§ INSTRUCTIONS TO FOLLOW
All records are to be retyped faithfully and completely.

================

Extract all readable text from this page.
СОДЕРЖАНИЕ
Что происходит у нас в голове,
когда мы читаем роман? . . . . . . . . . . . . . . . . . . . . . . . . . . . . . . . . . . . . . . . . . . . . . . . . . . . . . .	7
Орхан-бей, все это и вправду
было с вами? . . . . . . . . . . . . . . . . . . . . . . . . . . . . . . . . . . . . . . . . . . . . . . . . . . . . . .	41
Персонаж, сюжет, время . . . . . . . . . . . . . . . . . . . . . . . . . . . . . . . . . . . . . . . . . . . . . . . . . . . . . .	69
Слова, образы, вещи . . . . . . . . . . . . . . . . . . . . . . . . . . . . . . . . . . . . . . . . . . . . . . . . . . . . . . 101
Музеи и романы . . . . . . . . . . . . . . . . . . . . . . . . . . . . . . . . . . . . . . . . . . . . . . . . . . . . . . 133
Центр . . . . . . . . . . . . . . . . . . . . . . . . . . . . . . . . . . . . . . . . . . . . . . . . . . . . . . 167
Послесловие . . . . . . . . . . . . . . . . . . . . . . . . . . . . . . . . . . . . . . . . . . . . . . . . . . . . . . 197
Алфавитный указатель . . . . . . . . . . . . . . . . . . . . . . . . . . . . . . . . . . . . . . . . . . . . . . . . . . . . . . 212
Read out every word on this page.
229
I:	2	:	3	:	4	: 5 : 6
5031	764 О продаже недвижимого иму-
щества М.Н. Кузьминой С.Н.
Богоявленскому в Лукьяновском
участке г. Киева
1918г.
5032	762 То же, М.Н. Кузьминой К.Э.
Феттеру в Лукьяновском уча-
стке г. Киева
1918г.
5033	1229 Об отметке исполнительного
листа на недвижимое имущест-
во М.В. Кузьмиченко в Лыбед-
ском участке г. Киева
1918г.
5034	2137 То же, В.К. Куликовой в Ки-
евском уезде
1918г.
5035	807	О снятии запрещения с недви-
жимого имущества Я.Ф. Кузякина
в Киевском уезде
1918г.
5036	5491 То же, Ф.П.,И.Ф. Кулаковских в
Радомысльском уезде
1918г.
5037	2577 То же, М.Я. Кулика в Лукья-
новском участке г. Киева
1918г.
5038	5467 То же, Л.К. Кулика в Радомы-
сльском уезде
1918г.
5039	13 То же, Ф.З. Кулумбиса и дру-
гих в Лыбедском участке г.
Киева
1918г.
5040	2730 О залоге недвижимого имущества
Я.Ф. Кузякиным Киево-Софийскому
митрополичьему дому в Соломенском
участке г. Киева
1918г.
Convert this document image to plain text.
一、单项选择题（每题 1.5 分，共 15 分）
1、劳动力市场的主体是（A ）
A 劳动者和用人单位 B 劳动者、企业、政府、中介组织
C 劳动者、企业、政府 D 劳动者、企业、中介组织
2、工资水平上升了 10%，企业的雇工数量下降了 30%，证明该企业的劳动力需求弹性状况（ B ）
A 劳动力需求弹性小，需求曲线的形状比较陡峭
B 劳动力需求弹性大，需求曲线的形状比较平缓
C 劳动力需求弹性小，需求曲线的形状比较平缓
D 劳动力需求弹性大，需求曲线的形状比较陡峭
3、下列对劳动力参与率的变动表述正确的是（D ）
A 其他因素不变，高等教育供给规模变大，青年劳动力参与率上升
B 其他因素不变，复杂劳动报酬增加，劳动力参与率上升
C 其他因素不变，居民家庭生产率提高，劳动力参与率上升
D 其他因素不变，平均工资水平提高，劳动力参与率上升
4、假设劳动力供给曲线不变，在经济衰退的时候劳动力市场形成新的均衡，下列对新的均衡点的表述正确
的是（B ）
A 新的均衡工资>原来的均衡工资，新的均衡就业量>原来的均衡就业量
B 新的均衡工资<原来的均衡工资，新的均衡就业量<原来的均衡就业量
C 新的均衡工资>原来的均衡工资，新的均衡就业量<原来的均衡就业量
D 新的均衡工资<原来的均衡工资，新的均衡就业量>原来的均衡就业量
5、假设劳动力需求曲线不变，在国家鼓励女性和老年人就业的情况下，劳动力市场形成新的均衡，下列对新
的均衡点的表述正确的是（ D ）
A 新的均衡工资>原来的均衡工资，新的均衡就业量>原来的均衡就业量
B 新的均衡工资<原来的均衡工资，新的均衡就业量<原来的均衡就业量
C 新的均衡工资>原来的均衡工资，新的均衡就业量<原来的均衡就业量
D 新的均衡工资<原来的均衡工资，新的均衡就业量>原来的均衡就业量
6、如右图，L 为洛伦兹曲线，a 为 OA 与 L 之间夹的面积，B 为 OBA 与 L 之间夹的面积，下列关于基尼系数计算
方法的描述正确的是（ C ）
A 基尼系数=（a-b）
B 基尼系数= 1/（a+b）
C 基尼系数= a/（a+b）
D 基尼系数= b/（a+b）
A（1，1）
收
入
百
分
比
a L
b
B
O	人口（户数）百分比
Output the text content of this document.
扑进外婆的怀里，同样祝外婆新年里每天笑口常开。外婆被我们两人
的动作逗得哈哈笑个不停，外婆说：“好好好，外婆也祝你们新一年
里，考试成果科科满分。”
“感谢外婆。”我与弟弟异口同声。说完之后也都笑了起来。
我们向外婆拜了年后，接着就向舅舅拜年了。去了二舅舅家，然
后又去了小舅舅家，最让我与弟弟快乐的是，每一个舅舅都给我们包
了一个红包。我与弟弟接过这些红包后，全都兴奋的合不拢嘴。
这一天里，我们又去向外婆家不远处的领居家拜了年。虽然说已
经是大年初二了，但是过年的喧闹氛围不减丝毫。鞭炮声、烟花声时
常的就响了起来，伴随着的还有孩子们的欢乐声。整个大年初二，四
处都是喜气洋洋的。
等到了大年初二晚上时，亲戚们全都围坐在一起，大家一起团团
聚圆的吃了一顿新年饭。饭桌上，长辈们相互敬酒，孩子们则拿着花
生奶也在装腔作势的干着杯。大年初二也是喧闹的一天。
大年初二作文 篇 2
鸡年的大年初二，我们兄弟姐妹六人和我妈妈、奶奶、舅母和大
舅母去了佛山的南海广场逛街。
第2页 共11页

================

§ ANSWER
Extract all readable text from this page.
СОДЕРЖАНИЕ
Что происходит у нас в голове,
когда мы читаем роман? . . . . . . . . . . . . . . . . . . . . . . . . . . . . . . . . . . . . . . . . . . . . . . . . . . . . . .	7
Орхан-бей, все это и вправду
было с вами? . . . . . . . . . . . . . . . . . . . . . . . . . . . . . . . . . . . . . . . . . . . . . . . . . . . . . .	41
Персонаж, сюжет, время . . . . . . . . . . . . . . . . . . . . . . . . . . . . . . . . . . . . . . . . . . . . . . . . . . . . . .	69
Слова, образы, вещи . . . . . . . . . . . . . . . . . . . . . . . . . . . . . . . . . . . . . . . . . . . . . . . . . . . . . . 101
Музеи и романы . . . . . . . . . . . . . . . . . . . . . . . . . . . . . . . . . . . . . . . . . . . . . . . . . . . . . . 133
Центр . . . . . . . . . . . . . . . . . . . . . . . . . . . . . . . . . . . . . . . . . . . . . . . . . . . . . . 167
Послесловие . . . . . . . . . . . . . . . . . . . . . . . . . . . . . . . . . . . . . . . . . . . . . . . . . . . . . . 197
Алфавитный указатель . . . . . . . . . . . . . . . . . . . . . . . . . . . . . . . . . . . . . . . . . . . . . . . . . . . . . . 212
Read out every word on this page.
229
I:	2	:	3	:	4	: 5 : 6
5031	764 О продаже недвижимого иму-
щества М.Н. Кузьминой С.Н.
Богоявленскому в Лукьяновском
участке г. Киева
1918г.
5032	762 То же, М.Н. Кузьминой К.Э.
Феттеру в Лукьяновском уча-
стке г. Киева
1918г.
5033	1229 Об отметке исполнительного
листа на недвижимое имущест-
во М.В. Кузьмиченко в Лыбед-
ском участке г. Киева
1918г.
5034	2137 То же, В.К. Куликовой в Ки-
евском уезде
1918г.
5035	807	О снятии запрещения с недви-
жимого имущества Я.Ф. Кузякина
в Киевском уезде
1918г.
5036	5491 То же, Ф.П.,И.Ф. Кулаковских в
Радомысльском уезде
1918г.
5037	2577 То же, М.Я. Кулика в Лукья-
новском участке г. Киева
1918г.
5038	5467 То же, Л.К. Кулика в Радомы-
сльском уезде
1918г.
5039	13 То же, Ф.З. Кулумбиса и дру-
гих в Лыбедском участке г.
Киева
1918г.
5040	2730 О залоге недвижимого имущества
Я.Ф. Кузякиным Киево-Софийскому
митрополичьему дому в Соломенском
участке г. Киева
1918г.
Convert this document image to plain text.
一、单项选择题（每题 1.5 分，共 15 分）
1、劳动力市场的主体是（A ）
A 劳动者和用人单位 B 劳动者、企业、政府、中介组织
C 劳动者、企业、政府 D 劳动者、企业、中介组织
2、工资水平上升了 10%，企业的雇工数量下降了 30%，证明该企业的劳动力需求弹性状况（ B ）
A 劳动力需求弹性小，需求曲线的形状比较陡峭
B 劳动力需求弹性大，需求曲线的形状比较平缓
C 劳动力需求弹性小，需求曲线的形状比较平缓
D 劳动力需求弹性大，需求曲线的形状比较陡峭
3、下列对劳动力参与率的变动表述正确的是（D ）
A 其他因素不变，高等教育供给规模变大，青年劳动力参与率上升
B 其他因素不变，复杂劳动报酬增加，劳动力参与率上升
C 其他因素不变，居民家庭生产率提高，劳动力参与率上升
D 其他因素不变，平均工资水平提高，劳动力参与率上升
4、假设劳动力供给曲线不变，在经济衰退的时候劳动力市场形成新的均衡，下列对新的均衡点的表述正确
的是（B ）
A 新的均衡工资>原来的均衡工资，新的均衡就业量>原来的均衡就业量
B 新的均衡工资<原来的均衡工资，新的均衡就业量<原来的均衡就业量
C 新的均衡工资>原来的均衡工资，新的均衡就业量<原来的均衡就业量
D 新的均衡工资<原来的均衡工资，新的均衡就业量>原来的均衡就业量
5、假设劳动力需求曲线不变，在国家鼓励女性和老年人就业的情况下，劳动力市场形成新的均衡，下列对新
的均衡点的表述正确的是（ D ）
A 新的均衡工资>原来的均衡工资，新的均衡就业量>原来的均衡就业量
B 新的均衡工资<原来的均衡工资，新的均衡就业量<原来的均衡就业量
C 新的均衡工资>原来的均衡工资，新的均衡就业量<原来的均衡就业量
D 新的均衡工资<原来的均衡工资，新的均衡就业量>原来的均衡就业量
6、如右图，L 为洛伦兹曲线，a 为 OA 与 L 之间夹的面积，B 为 OBA 与 L 之间夹的面积，下列关于基尼系数计算
方法的描述正确的是（ C ）
A 基尼系数=（a-b）
B 基尼系数= 1/（a+b）
C 基尼系数= a/（a+b）
D 基尼系数= b/（a+b）
A（1，1）
收
入
百
分
比
a L
b
B
O	人口（户数）百分比
Output the text content of this document.
扑进外婆的怀里，同样祝外婆新年里每天笑口常开。外婆被我们两人
的动作逗得哈哈笑个不停，外婆说：“好好好，外婆也祝你们新一年
里，考试成果科科满分。”
“感谢外婆。”我与弟弟异口同声。说完之后也都笑了起来。
我们向外婆拜了年后，接着就向舅舅拜年了。去了二舅舅家，然
后又去了小舅舅家，最让我与弟弟快乐的是，每一个舅舅都给我们包
了一个红包。我与弟弟接过这些红包后，全都兴奋的合不拢嘴。
这一天里，我们又去向外婆家不远处的领居家拜了年。虽然说已
经是大年初二了，但是过年的喧闹氛围不减丝毫。鞭炮声、烟花声时
常的就响了起来，伴随着的还有孩子们的欢乐声。整个大年初二，四
处都是喜气洋洋的。
等到了大年初二晚上时，亲戚们全都围坐在一起，大家一起团团
聚圆的吃了一顿新年饭。饭桌上，长辈们相互敬酒，孩子们则拿着花
生奶也在装腔作势的干着杯。大年初二也是喧闹的一天。
大年初二作文 篇 2
鸡年的大年初二，我们兄弟姐妹六人和我妈妈、奶奶、舅母和大
舅母去了佛山的南海广场逛街。
第2页 共11页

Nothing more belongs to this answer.